→ **WRITTEN PROBLEM**
Looking at the listing, state how many of its lines contain the string "Häufig". Write only the number.

-- BEGIN DATASET EXTRACT --

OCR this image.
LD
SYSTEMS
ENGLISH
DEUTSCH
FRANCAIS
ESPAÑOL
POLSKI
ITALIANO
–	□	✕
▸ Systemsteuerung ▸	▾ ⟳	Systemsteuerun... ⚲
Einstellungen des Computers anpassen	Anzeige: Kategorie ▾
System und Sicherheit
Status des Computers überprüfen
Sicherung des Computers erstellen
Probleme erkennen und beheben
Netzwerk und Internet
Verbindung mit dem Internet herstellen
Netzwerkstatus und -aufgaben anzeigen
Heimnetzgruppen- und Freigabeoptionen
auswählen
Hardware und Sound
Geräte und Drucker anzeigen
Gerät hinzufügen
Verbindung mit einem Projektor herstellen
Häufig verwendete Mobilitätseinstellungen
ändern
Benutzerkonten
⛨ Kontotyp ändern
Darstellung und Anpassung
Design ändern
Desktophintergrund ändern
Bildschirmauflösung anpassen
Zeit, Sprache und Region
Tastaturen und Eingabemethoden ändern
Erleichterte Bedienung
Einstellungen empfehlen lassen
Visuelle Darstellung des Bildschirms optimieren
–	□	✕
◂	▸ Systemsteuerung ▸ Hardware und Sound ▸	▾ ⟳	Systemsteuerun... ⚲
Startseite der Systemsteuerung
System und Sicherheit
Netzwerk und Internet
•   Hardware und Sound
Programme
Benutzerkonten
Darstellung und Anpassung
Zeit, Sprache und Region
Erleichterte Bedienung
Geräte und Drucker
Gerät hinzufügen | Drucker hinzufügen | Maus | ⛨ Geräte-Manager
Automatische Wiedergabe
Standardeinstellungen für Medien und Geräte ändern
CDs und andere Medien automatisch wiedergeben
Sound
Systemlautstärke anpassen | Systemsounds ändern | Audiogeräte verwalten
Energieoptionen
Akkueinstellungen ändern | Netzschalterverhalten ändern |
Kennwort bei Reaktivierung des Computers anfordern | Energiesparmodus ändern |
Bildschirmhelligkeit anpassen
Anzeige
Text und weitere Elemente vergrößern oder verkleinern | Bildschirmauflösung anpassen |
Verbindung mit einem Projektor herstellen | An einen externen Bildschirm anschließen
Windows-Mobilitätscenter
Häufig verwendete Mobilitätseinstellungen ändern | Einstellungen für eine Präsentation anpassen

-- END DATASET EXTRACT --

→ **RESULT OF THE EXERCISE**
2